*** Opening of EXCERPTED PASSAGE ***

Yes, but the root of the question is whether this is sustainable, or will it get shittified, when "too many" people jumps on the free tier.

Will it get more expensive for the paid tier?
Are they going to get rid of the free tier?
???

[-] ResoluteCatnap@lemmy.ml 34 points 4 months ago

The free tier servers are finite resources and usually much more busy/ slow. Proton isn't guaranteeing fast speeds or availability, and all of their free offerings have always been done in a sustainable way.

[-] trevor@lemmy.blahaj.zone 2 points 4 months ago

They're transitioning to a non-profit organization now. While non-profits have their own problems, and it doesn't make them exempt from enshittifying, it removes the profit incentive to do so.

In other words: I'd give them a little more credibility when it comes to this sort of thing until they give us a reason not to. I'm hopeful that they can be a positive force in the industries that they are in.

*** Close of EXCERPTED PASSAGE ***
*** Opening of DATA ***

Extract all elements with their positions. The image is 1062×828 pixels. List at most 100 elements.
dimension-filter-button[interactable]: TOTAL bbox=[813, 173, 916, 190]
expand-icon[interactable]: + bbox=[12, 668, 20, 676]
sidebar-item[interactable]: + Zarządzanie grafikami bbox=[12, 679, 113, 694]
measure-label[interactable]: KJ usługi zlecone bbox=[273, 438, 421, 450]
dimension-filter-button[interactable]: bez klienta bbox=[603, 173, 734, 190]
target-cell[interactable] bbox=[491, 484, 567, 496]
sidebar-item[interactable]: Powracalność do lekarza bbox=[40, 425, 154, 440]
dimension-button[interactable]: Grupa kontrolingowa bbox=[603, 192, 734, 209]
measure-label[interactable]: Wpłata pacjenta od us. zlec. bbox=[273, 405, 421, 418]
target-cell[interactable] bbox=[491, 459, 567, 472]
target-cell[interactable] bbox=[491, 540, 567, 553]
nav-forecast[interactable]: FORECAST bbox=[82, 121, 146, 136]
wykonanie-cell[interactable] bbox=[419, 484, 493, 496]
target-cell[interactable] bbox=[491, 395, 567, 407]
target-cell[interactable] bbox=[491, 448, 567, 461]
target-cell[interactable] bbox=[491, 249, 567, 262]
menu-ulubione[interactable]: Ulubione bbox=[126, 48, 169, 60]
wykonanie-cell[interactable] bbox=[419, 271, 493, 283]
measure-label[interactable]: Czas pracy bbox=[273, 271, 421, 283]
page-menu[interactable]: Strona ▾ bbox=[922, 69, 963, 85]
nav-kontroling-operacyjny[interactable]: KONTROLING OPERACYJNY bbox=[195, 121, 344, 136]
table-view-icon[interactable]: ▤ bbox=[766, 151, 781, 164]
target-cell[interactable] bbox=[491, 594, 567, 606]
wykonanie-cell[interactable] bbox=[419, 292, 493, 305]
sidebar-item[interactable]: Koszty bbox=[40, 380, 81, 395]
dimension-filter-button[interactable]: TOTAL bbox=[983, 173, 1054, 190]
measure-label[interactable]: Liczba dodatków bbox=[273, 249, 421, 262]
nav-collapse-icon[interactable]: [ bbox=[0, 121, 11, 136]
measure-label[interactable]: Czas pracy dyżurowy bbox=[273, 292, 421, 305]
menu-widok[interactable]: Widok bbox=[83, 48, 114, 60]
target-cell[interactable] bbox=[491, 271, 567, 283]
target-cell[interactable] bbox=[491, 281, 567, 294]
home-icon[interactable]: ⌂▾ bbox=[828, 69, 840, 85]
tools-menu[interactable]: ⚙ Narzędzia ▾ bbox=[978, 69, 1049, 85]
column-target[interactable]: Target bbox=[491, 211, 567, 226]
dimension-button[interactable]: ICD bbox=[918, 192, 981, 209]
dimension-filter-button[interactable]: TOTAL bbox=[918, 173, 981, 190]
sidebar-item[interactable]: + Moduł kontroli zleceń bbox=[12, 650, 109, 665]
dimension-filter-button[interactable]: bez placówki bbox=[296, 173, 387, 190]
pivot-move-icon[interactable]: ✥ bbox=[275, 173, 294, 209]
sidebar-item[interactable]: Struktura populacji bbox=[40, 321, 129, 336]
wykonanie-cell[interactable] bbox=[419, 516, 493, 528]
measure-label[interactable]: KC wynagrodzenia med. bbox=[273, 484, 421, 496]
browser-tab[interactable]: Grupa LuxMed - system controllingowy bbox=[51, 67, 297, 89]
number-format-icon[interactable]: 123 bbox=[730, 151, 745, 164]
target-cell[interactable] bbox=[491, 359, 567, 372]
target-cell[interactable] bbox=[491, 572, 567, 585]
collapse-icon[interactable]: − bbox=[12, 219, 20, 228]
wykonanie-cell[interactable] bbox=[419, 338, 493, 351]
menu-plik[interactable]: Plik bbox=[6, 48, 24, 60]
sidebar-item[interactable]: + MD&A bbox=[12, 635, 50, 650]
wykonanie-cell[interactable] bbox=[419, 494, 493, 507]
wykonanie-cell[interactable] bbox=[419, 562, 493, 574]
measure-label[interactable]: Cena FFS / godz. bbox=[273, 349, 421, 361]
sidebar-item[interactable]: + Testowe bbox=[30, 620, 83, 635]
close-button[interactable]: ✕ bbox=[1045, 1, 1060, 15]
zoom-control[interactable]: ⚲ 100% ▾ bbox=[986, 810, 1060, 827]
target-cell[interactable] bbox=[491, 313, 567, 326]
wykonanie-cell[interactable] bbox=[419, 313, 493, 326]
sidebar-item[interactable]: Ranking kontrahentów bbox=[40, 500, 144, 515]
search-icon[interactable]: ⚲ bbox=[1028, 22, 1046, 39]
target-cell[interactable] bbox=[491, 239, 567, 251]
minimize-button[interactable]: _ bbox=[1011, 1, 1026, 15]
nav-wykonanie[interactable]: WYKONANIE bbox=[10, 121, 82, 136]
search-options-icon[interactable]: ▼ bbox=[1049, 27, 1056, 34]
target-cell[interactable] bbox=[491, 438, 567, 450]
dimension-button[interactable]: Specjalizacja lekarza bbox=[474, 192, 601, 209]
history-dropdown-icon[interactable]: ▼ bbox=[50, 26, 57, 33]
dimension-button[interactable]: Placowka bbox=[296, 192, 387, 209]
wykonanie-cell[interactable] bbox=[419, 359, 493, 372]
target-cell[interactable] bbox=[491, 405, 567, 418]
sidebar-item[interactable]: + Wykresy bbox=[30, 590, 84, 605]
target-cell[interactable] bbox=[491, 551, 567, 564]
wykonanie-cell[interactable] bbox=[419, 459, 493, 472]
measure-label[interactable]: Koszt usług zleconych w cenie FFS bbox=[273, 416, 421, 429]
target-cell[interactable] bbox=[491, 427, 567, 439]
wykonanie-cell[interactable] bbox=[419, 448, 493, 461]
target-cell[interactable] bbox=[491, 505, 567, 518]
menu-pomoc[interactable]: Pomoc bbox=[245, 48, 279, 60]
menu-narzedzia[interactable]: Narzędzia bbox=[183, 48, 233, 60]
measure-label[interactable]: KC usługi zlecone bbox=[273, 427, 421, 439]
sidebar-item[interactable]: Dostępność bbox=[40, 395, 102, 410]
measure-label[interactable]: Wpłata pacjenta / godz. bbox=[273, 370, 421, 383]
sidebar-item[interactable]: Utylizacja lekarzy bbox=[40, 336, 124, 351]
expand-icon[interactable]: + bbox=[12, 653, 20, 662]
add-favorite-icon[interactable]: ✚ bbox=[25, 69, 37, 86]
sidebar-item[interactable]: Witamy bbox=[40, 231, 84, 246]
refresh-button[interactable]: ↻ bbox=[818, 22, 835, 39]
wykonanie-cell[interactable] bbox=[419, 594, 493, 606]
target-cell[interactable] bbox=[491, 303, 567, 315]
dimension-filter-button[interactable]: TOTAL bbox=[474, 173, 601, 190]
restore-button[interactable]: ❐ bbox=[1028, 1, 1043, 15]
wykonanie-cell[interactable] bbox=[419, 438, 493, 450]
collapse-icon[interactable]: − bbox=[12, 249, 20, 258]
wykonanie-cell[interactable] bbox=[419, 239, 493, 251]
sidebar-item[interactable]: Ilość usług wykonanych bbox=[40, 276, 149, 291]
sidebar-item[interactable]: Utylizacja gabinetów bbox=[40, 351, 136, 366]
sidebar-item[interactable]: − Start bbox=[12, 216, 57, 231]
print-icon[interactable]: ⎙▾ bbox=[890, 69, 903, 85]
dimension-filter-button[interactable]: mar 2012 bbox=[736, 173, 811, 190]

*** Close of DATA ***

## INSTRUCTIONS:
a – For each statement about the thread excerpt above, marked (i), (ii) and (iii), say yes or no to whether it agrees with the excerpt, and quote the deciding words. (i) Proton guarantees fast speeds on its free tier servers. (ii) One reply states that Proton is transitioning to a non-profit organization. (iii) That reply claims that non-profit status makes an organization exempt from enshittifying.
b – Answer these questions from the thread excerpt above, one line each:
(i) How many points does the post by ResoluteCatnap@lemmy.ml show?
(ii) How does that post describe the free tier servers, apart from calling them finite resources?
(iii) According to the post by trevor@lemmy.blahaj.zone, what does the transition to a non-profit remove?

## LIST OF SOLUTIONS:
a –
(i) No: "Proton isn't guaranteeing fast speeds or availability"
(ii) Yes: "They're transitioning to a non-profit organization now."
(iii) No: "it doesn't make them exempt from enshittifying"

b –
(i) 34 points.
(ii) Usually much more busy/slow.
(iii) The profit incentive.